**INSTRUCTION**
Which lines hold the word "screenshot"? Copy each of them from the material.

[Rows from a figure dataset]
⁂

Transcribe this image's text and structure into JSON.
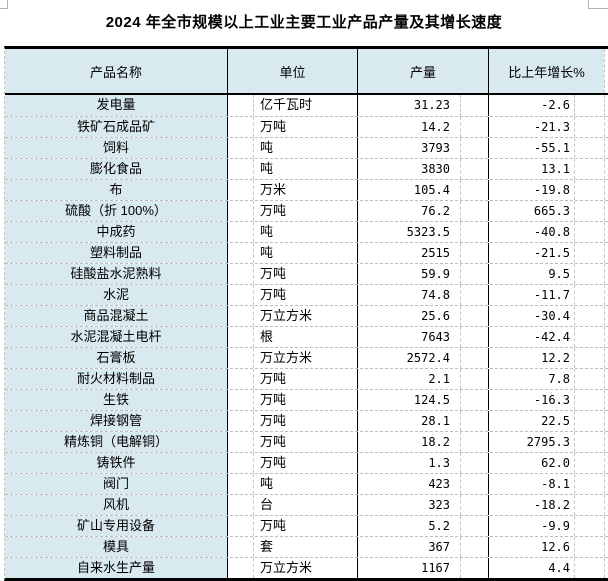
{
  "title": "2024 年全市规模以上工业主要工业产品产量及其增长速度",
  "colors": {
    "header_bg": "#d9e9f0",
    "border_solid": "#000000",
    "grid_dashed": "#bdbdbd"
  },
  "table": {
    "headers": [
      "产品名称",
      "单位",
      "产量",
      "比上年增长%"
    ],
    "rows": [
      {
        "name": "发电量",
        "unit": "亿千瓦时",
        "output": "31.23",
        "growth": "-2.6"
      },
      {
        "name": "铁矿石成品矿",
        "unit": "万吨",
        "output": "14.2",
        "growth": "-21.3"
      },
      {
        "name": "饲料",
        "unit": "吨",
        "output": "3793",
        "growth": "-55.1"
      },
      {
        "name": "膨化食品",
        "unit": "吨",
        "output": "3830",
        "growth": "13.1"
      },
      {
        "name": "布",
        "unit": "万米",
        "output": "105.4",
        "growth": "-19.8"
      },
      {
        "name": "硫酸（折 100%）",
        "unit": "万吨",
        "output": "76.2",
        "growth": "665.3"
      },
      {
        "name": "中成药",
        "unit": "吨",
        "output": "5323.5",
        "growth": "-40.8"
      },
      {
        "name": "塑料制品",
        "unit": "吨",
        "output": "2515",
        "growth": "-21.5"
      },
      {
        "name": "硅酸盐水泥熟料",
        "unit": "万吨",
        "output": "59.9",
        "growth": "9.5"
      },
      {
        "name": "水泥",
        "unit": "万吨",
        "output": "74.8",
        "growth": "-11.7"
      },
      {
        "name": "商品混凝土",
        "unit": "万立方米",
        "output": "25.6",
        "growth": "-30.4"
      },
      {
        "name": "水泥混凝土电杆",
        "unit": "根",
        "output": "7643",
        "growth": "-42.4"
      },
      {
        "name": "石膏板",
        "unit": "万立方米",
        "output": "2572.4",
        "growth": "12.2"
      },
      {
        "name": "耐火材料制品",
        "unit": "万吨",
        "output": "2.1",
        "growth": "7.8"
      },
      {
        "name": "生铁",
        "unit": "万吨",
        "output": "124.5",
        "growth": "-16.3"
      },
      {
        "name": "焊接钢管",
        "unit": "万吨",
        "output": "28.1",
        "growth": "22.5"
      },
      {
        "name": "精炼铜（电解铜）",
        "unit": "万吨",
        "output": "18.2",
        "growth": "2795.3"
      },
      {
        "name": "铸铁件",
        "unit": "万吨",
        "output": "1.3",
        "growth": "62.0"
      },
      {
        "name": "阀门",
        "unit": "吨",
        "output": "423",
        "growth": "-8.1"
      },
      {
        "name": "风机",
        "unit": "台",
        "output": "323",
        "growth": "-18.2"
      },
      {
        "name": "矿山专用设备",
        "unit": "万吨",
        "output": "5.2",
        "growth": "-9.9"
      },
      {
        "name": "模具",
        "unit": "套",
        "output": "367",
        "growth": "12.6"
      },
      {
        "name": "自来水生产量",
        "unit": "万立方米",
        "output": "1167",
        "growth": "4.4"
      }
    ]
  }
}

⁂

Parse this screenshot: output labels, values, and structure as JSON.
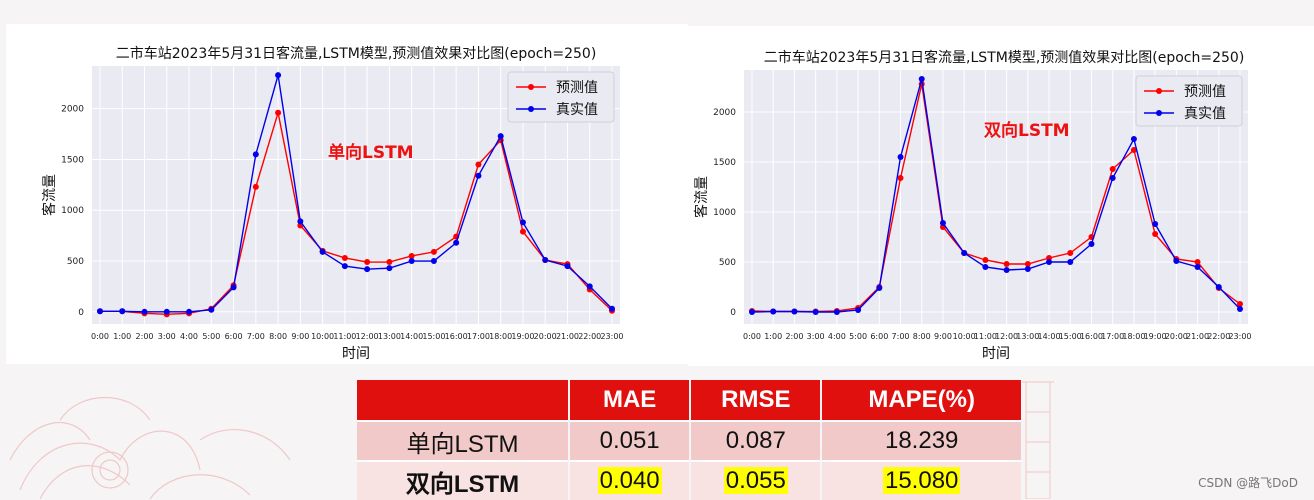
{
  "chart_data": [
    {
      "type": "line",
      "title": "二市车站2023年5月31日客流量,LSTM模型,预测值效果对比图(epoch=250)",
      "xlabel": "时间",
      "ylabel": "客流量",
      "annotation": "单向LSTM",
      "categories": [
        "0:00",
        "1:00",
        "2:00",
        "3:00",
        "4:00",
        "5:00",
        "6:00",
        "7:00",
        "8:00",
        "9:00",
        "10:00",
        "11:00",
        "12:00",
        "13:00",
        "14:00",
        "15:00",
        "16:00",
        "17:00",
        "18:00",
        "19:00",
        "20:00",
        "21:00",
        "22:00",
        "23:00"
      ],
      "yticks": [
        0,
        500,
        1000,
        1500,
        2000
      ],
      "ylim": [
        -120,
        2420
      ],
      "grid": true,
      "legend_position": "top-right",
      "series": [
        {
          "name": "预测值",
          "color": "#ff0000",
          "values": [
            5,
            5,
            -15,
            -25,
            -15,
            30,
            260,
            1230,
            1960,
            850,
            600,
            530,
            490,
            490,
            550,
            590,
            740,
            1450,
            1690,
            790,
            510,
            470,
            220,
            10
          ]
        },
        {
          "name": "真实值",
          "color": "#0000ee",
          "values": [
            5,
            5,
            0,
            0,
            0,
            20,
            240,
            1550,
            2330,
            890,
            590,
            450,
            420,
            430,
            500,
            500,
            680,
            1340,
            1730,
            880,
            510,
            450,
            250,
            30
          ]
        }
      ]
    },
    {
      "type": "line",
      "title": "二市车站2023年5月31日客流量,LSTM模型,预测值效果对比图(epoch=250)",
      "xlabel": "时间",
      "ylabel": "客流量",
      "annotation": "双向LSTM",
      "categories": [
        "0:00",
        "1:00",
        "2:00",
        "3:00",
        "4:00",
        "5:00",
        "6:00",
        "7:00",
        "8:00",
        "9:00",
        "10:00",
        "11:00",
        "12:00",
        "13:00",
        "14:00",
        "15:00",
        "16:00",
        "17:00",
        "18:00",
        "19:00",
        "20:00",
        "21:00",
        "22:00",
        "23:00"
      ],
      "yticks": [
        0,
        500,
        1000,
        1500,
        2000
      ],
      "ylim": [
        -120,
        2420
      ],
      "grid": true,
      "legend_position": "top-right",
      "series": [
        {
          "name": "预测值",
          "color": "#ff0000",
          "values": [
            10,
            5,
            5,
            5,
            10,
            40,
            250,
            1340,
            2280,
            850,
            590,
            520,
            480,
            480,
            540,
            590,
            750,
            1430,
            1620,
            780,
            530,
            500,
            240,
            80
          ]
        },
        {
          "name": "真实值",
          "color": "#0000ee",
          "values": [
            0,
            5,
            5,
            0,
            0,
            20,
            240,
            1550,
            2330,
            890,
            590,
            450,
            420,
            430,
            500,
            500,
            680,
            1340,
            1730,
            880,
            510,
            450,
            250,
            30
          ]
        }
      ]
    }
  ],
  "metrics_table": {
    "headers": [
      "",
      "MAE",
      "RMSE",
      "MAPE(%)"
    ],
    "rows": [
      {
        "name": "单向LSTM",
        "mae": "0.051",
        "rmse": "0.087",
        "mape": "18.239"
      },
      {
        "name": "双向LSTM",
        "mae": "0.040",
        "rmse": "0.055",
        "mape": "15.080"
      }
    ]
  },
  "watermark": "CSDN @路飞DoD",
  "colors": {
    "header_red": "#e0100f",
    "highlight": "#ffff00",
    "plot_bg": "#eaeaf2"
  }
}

⁂

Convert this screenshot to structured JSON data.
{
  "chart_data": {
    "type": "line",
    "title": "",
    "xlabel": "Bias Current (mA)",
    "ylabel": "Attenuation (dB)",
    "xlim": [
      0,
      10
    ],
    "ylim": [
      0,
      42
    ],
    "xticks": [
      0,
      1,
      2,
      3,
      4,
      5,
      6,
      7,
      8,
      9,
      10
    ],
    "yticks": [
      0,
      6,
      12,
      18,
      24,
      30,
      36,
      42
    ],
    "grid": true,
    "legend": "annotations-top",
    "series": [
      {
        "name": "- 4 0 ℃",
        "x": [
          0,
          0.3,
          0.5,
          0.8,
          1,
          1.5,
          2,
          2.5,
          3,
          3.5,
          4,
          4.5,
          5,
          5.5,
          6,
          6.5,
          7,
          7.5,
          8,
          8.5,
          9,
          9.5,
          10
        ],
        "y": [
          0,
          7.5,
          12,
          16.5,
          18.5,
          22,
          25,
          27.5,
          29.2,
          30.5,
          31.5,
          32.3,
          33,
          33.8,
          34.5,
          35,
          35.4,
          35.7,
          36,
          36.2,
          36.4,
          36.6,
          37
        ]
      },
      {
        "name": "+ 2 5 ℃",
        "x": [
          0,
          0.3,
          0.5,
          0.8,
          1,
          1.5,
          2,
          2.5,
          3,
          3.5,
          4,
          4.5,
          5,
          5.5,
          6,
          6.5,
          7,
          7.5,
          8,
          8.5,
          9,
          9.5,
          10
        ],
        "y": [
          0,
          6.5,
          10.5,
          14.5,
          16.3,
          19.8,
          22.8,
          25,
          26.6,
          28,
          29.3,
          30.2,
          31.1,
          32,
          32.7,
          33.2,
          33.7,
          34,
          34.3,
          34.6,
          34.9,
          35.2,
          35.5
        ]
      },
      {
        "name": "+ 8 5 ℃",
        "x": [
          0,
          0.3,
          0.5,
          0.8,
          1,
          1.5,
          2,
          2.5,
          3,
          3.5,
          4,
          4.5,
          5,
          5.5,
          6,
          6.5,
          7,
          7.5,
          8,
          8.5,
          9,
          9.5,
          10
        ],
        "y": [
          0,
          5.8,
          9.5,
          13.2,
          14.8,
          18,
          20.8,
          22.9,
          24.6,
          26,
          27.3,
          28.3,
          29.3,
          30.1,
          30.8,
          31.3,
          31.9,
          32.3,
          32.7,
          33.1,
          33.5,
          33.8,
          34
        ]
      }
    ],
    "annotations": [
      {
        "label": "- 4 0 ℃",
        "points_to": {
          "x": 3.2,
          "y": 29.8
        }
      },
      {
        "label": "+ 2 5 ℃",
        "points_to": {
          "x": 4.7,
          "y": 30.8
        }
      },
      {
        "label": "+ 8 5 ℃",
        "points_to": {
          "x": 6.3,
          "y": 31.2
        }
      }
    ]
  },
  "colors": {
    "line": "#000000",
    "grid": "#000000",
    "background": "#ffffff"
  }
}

⁂

**RESULT OF THIS TASK**
Parse this screenshot: output labels, values, and structure as JSON.
Convert this screenshot to structured JSON data.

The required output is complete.